▸ **Rows from a figure dataset**:
○ ○ ○
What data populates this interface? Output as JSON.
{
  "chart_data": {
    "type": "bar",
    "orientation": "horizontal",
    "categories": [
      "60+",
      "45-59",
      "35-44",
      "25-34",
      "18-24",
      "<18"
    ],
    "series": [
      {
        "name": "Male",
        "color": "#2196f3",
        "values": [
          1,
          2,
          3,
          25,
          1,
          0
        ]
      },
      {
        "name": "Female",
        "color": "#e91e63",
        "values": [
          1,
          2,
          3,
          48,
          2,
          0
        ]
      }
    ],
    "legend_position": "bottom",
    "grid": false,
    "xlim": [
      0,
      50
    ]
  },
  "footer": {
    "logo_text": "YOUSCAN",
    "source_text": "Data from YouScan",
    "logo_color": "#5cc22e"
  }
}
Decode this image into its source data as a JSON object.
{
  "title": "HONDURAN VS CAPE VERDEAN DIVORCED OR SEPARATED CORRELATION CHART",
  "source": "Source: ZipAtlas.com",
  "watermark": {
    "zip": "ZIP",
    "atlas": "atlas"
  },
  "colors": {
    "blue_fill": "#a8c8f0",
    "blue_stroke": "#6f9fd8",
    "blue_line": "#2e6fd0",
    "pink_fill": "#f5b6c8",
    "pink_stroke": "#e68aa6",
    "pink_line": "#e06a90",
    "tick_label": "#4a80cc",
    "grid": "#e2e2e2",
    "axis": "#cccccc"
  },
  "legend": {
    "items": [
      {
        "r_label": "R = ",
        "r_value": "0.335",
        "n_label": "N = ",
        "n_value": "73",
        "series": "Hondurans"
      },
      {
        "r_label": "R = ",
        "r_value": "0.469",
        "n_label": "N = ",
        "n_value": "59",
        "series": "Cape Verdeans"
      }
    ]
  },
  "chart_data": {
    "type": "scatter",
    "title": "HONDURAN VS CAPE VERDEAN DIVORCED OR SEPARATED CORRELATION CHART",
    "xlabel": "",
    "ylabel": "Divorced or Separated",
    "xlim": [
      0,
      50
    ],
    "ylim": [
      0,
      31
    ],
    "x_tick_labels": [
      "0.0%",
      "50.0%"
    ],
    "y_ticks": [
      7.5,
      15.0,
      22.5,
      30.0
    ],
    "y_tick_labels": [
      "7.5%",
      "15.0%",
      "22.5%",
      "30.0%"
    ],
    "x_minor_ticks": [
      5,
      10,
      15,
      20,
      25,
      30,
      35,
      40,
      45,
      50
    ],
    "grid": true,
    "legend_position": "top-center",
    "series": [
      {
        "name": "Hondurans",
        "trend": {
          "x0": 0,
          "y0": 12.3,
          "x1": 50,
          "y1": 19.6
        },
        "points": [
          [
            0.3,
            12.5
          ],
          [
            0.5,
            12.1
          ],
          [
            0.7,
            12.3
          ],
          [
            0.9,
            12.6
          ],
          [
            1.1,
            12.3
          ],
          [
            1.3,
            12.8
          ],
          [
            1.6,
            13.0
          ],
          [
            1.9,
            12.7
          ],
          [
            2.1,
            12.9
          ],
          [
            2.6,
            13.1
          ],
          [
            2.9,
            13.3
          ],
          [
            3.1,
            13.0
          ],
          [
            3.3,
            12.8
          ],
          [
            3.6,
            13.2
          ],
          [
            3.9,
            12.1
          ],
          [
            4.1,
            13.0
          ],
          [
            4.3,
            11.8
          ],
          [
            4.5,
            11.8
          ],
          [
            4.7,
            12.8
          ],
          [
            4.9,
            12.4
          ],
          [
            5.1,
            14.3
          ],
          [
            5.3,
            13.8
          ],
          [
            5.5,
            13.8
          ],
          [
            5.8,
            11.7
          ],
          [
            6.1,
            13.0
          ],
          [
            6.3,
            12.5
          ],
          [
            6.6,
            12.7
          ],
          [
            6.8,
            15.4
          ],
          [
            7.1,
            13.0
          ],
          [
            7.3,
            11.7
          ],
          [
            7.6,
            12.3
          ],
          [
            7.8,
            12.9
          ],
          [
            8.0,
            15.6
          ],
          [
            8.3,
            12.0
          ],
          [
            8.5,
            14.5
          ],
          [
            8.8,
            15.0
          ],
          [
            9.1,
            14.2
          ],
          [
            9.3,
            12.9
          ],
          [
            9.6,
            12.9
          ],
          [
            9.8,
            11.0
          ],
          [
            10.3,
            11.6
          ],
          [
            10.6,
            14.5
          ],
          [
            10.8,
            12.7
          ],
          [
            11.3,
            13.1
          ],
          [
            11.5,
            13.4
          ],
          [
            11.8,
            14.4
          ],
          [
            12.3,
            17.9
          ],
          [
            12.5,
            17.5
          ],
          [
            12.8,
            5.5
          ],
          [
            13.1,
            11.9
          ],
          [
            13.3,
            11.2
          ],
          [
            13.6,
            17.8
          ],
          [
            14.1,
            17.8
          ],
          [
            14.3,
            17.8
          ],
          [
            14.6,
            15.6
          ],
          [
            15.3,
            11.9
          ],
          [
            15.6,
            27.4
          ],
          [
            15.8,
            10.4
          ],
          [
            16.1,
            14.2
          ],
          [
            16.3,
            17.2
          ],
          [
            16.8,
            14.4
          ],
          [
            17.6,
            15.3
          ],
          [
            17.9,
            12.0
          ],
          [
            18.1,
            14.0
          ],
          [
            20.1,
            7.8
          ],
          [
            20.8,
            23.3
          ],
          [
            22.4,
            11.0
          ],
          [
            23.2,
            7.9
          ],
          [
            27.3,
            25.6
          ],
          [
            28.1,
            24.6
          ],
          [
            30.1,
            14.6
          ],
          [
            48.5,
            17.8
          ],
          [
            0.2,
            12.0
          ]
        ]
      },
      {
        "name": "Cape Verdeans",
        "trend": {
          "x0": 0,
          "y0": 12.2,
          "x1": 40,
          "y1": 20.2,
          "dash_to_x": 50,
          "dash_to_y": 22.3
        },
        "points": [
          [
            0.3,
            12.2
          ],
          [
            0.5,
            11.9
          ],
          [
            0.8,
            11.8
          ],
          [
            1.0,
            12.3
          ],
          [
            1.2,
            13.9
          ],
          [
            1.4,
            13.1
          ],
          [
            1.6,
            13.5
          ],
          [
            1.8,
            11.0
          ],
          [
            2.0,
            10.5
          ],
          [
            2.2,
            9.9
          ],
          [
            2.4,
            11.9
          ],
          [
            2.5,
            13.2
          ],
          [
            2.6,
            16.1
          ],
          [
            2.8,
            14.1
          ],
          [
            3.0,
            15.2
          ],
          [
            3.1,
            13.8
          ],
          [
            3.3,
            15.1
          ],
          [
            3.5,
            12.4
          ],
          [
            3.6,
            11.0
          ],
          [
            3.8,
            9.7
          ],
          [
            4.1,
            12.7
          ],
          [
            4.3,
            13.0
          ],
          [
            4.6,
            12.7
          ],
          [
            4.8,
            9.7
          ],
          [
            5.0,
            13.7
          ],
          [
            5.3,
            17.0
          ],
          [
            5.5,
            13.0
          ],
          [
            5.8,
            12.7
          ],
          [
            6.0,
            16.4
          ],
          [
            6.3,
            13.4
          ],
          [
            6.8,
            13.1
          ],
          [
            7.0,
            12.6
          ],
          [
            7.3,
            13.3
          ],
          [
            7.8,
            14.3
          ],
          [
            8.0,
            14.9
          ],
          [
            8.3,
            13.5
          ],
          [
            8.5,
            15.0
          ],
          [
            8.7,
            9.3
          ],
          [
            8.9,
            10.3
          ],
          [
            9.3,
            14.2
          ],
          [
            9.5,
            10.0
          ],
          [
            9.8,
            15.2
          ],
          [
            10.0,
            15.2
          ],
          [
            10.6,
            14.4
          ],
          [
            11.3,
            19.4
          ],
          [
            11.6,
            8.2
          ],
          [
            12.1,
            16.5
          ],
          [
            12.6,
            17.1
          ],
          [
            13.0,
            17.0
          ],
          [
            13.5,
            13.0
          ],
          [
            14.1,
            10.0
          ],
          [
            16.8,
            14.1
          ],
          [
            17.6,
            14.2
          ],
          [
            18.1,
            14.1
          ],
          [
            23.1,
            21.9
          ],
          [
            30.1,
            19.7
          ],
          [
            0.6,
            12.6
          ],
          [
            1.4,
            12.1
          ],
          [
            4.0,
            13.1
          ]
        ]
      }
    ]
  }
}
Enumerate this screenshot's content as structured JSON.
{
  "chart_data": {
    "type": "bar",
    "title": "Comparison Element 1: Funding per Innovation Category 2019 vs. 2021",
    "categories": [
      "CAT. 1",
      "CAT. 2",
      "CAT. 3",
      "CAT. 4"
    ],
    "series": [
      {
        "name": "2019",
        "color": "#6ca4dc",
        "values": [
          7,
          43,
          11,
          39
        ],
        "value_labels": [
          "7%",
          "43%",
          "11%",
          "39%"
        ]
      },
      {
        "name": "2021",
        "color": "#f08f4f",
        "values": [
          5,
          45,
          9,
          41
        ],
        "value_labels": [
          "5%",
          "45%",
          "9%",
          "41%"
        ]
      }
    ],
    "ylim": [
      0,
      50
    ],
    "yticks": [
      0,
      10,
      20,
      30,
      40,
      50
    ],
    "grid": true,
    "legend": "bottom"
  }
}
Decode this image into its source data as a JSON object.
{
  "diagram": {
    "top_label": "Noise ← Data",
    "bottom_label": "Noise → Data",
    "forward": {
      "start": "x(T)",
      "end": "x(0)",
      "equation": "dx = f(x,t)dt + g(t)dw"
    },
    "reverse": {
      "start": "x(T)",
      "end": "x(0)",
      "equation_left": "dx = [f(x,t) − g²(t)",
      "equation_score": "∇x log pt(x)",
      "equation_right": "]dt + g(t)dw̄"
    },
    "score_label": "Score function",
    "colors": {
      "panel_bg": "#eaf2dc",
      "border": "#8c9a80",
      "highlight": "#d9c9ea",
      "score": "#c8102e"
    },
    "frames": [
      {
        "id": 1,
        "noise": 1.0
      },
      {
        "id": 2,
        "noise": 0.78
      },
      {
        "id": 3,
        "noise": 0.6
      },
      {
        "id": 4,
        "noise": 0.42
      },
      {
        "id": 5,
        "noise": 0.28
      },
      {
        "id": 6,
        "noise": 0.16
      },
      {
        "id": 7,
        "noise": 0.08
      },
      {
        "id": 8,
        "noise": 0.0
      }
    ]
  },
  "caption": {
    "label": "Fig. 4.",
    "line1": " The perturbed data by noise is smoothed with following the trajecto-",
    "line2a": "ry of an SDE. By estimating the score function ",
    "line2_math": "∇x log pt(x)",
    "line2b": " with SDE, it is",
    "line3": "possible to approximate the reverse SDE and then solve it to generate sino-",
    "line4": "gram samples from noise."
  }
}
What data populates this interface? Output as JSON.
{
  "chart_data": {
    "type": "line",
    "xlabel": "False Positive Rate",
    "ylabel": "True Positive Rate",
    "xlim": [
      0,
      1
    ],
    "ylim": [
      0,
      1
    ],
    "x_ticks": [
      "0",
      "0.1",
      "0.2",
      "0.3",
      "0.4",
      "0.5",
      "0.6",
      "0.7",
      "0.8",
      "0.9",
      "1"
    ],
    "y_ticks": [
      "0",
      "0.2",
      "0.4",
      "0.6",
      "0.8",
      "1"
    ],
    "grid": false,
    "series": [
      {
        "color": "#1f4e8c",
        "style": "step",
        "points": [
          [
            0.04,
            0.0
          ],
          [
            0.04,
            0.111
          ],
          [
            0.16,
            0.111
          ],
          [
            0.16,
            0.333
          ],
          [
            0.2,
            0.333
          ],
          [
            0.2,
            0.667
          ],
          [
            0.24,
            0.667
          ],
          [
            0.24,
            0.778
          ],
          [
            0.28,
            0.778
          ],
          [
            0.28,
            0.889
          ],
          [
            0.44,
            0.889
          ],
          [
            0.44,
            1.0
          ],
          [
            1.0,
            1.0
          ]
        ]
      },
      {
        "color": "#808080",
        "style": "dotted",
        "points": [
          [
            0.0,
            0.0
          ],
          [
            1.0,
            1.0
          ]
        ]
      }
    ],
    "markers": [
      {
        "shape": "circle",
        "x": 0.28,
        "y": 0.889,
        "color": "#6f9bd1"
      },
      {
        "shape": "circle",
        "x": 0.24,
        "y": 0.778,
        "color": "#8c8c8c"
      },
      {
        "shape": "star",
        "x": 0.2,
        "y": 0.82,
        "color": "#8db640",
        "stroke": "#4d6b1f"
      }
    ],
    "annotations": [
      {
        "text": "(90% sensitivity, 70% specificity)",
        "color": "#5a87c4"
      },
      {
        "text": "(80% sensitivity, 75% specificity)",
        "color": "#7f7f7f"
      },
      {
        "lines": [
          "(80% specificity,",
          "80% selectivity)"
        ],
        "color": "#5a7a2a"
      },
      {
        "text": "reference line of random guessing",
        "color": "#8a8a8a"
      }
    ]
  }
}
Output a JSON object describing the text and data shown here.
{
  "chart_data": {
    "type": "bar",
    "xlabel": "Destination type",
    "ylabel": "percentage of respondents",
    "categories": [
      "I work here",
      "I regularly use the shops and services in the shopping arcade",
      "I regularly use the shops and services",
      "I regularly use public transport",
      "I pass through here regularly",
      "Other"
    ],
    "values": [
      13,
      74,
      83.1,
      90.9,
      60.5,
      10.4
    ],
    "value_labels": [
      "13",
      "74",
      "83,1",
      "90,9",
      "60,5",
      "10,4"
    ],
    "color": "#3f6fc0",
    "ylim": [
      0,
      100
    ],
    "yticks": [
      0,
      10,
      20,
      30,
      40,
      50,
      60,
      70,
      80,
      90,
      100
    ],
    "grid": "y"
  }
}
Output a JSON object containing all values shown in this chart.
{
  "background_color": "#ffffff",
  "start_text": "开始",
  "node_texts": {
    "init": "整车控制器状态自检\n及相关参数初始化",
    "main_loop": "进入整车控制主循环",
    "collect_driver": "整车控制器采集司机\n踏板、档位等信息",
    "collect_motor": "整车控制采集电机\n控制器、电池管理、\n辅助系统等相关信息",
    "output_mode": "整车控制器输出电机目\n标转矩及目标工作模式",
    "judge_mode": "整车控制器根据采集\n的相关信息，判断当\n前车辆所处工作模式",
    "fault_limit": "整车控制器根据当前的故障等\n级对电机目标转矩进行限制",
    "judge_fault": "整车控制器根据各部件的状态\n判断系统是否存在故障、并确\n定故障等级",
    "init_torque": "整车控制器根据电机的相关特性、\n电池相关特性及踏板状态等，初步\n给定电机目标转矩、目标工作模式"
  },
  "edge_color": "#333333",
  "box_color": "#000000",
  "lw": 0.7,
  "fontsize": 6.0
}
○ ○ ○
Spot every line that holds "Positive" and copy it.

    "xlabel": "False Positive Rate",
    "ylabel": "True Positive Rate",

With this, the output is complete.